- Challenge
Select, from the material below, each line with "Ростовской" in it.

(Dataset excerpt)
———
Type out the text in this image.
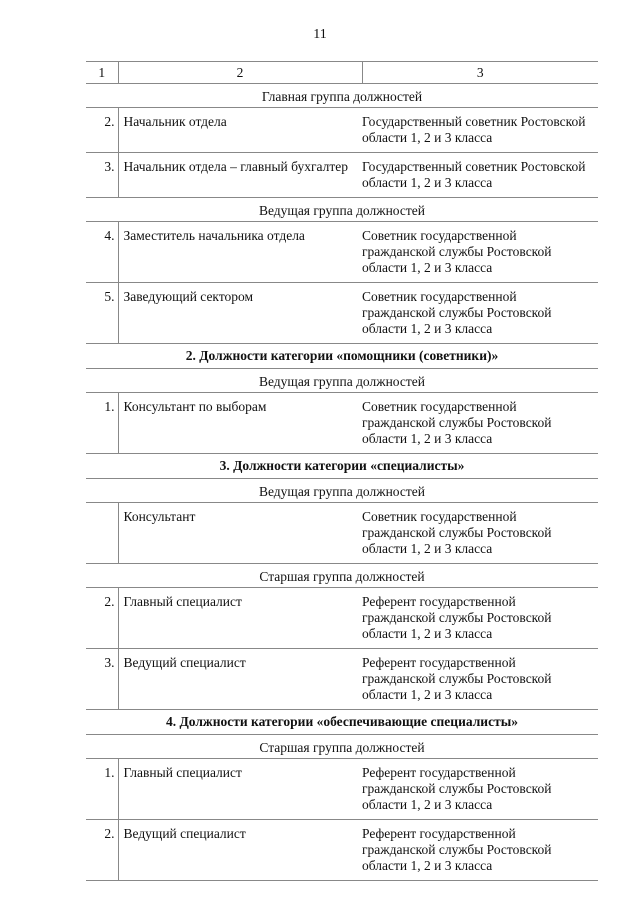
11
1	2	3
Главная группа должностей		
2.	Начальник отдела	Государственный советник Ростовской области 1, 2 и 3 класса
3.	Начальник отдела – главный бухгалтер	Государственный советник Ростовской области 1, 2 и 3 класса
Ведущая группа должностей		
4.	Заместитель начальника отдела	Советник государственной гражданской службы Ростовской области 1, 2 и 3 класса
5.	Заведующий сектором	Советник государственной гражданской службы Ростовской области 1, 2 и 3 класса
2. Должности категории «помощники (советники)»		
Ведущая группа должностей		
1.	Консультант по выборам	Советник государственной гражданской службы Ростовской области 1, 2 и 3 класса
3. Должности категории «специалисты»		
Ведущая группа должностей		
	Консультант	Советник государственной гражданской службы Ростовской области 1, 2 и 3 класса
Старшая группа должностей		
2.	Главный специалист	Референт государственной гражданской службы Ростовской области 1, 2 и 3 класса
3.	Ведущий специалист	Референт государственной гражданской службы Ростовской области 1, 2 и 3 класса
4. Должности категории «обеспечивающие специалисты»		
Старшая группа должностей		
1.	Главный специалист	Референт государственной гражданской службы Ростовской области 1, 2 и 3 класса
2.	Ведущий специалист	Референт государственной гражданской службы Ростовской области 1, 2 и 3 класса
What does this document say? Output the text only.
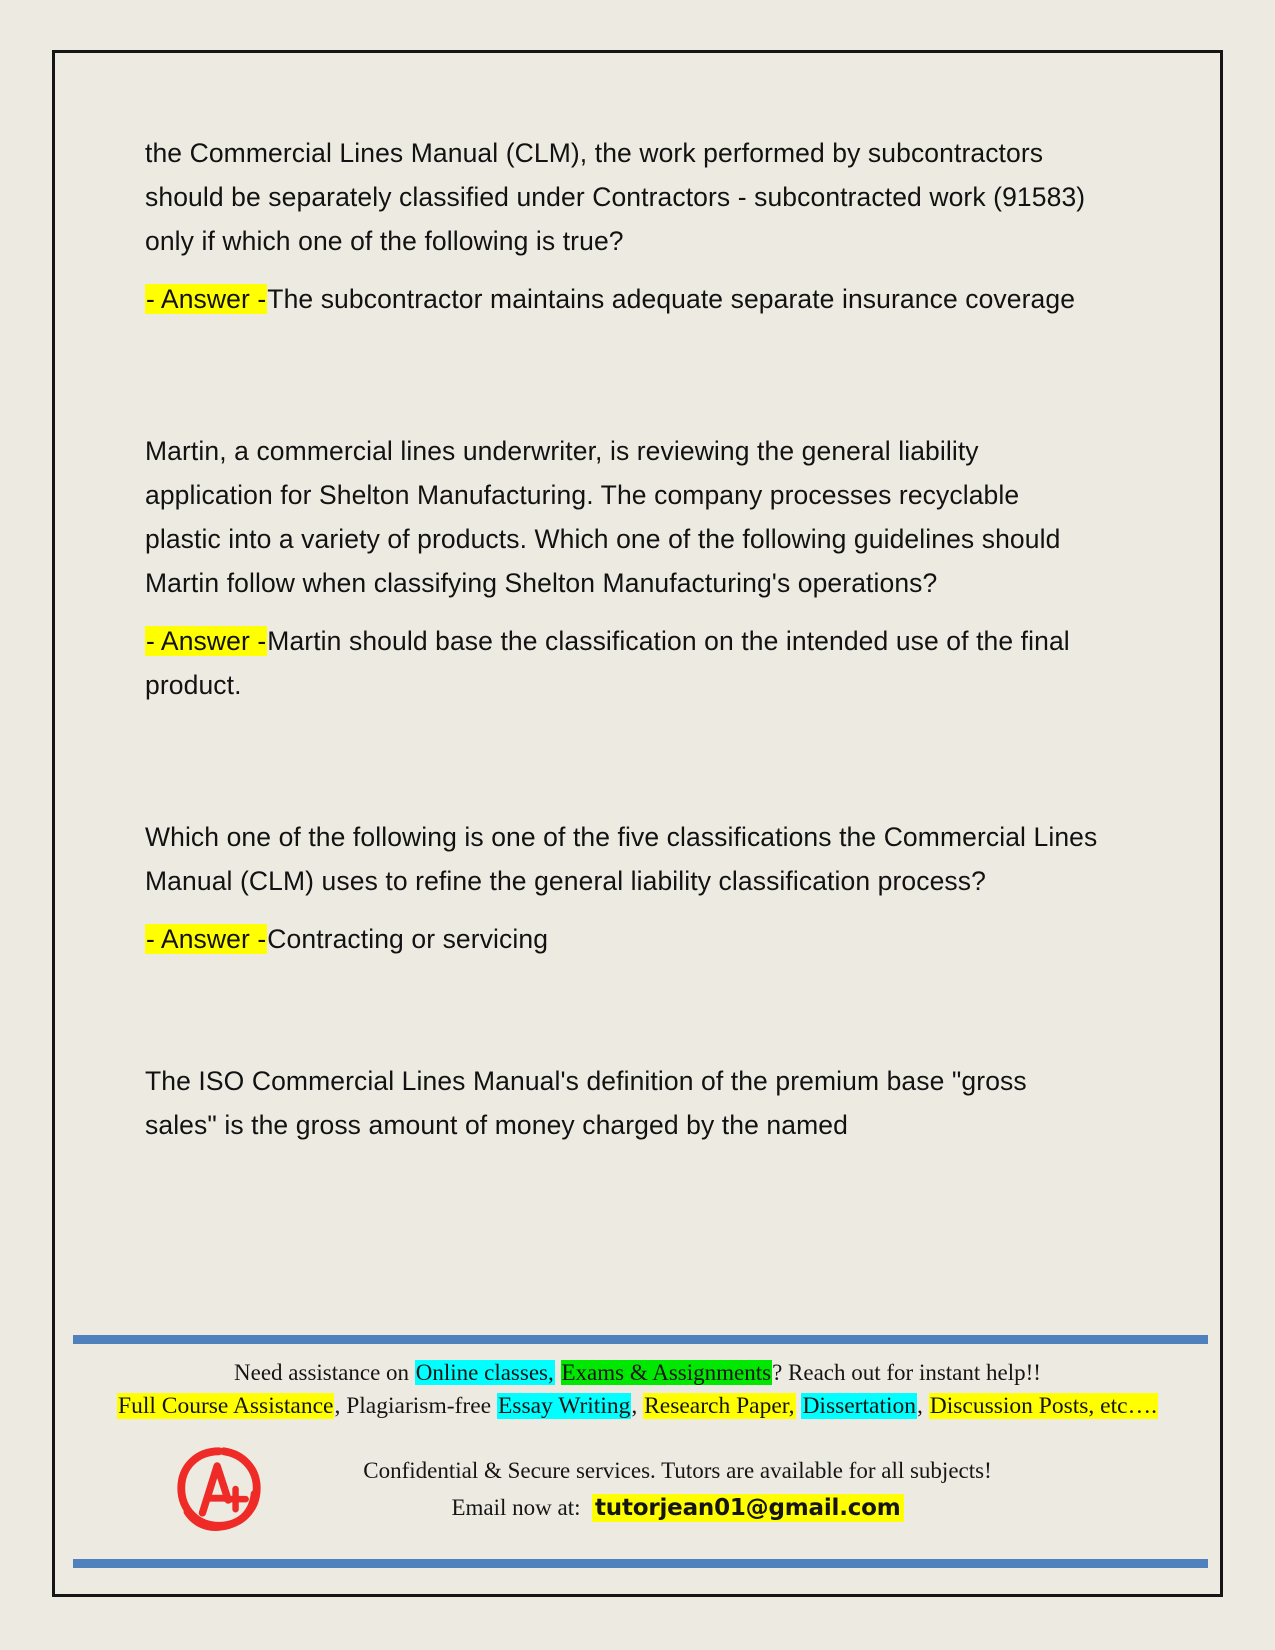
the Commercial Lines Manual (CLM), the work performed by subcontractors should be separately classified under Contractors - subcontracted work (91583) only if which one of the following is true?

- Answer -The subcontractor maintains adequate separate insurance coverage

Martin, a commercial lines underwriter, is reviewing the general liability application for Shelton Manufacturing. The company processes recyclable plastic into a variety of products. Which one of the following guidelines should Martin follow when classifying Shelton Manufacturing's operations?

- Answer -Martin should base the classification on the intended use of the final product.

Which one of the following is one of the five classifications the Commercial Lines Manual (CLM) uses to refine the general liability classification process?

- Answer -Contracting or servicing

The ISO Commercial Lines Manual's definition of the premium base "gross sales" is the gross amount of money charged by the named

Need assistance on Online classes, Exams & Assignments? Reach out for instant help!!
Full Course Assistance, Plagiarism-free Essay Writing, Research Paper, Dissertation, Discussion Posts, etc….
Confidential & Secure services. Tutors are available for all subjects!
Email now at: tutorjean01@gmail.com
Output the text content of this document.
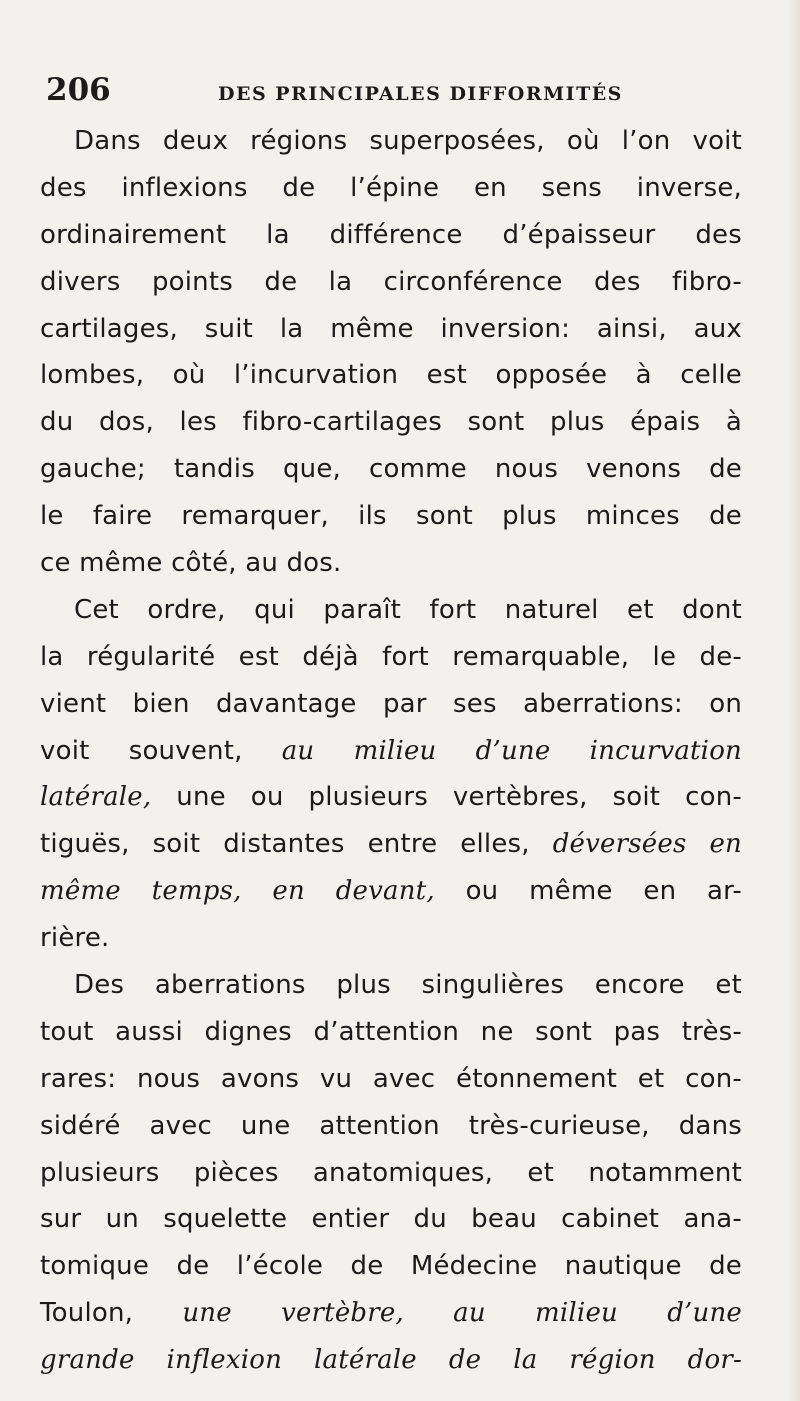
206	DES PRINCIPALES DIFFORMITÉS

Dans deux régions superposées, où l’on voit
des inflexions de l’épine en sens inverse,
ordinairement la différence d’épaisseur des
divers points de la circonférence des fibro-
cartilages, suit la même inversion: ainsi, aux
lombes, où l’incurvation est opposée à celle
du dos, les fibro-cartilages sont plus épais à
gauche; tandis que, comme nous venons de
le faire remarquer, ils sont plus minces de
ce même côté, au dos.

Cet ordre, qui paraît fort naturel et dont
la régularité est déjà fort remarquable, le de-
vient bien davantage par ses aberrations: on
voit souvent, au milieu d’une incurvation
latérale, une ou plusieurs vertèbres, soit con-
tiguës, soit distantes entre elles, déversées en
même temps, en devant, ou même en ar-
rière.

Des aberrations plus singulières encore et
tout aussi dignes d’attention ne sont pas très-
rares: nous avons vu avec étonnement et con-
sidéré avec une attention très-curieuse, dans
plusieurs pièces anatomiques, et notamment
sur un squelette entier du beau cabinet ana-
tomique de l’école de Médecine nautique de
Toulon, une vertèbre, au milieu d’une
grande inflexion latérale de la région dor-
———
- Answer to this problem
2.	Начальник отдела	Государственный советник Ростовской области 1, 2 и 3 класса
3.	Начальник отдела – главный бухгалтер	Государственный советник Ростовской области 1, 2 и 3 класса
4.	Заместитель начальника отдела	Советник государственной гражданской службы Ростовской области 1, 2 и 3 класса
5.	Заведующий сектором	Советник государственной гражданской службы Ростовской области 1, 2 и 3 класса
1.	Консультант по выборам	Советник государственной гражданской службы Ростовской области 1, 2 и 3 класса
	Консультант	Советник государственной гражданской службы Ростовской области 1, 2 и 3 класса
2.	Главный специалист	Референт государственной гражданской службы Ростовской области 1, 2 и 3 класса
3.	Ведущий специалист	Референт государственной гражданской службы Ростовской области 1, 2 и 3 класса
1.	Главный специалист	Референт государственной гражданской службы Ростовской области 1, 2 и 3 класса
2.	Ведущий специалист	Референт государственной гражданской службы Ростовской области 1, 2 и 3 класса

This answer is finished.